- [RECORDS SUPPLIED]:
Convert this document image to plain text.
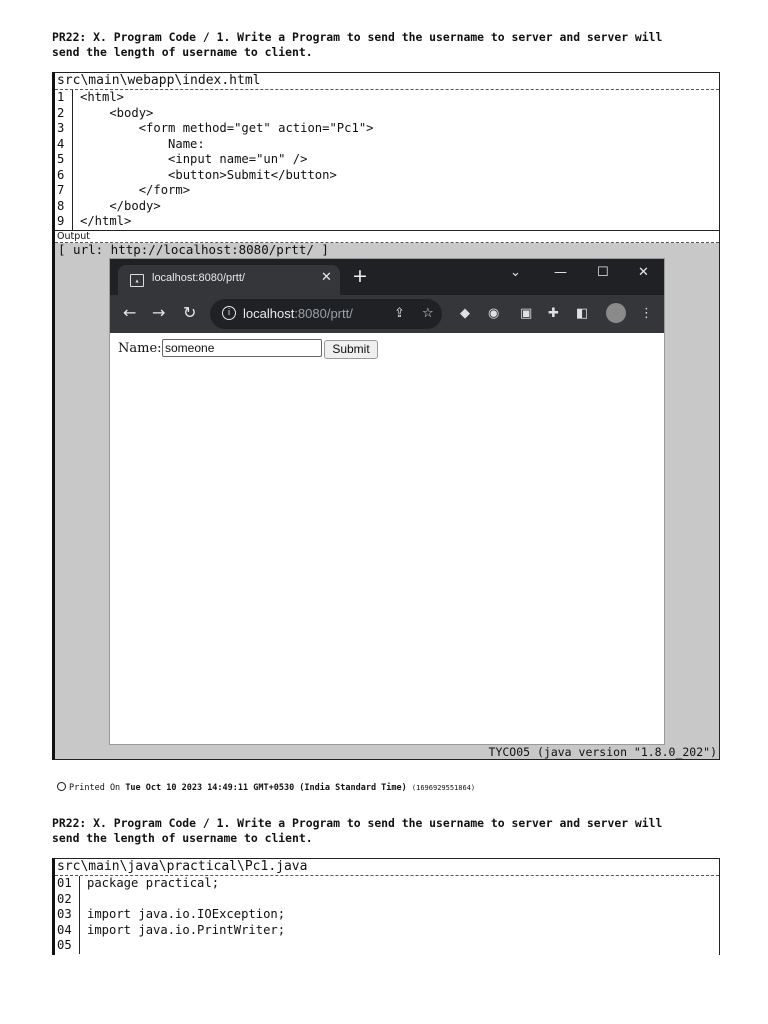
PR22: X. Program Code / 1. Write a Program to send the username to server and server will
send the length of username to client.
src\main\webapp\index.html
1	<html>
2	<body>
3	<form method="get" action="Pc1">
4	Name:
5	<input name="un" />
6	<button>Submit</button>
7	</form>
8	</body>
9	</html>
Output
[ url: http://localhost:8080/prtt/ ]
▴	localhost:8080/prtt/	✕ +	⌄	— ☐ ✕
← → ↻	i localhost:8080/prtt/	⇪ ☆ ◆ ◉ ▣ ✚ ◧	⋮
Name: someone	Submit
TYCO05 (java version "1.8.0_202")
Printed On Tue Oct 10 2023 14:49:11 GMT+0530 (India Standard Time) (1696929551864)
PR22: X. Program Code / 1. Write a Program to send the username to server and server will
send the length of username to client.
src\main\java\practical\Pc1.java
01	package practical;
02
03	import java.io.IOException;
04	import java.io.PrintWriter;
05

- [SHORT EXERCISE]: From the records above, pick out and copy each line holding the word "java".

- [TASK RESULT]:
TYCO05 (java version "1.8.0_202")
src\main\java\practical\Pc1.java
03	import java.io.IOException;
04	import java.io.PrintWriter;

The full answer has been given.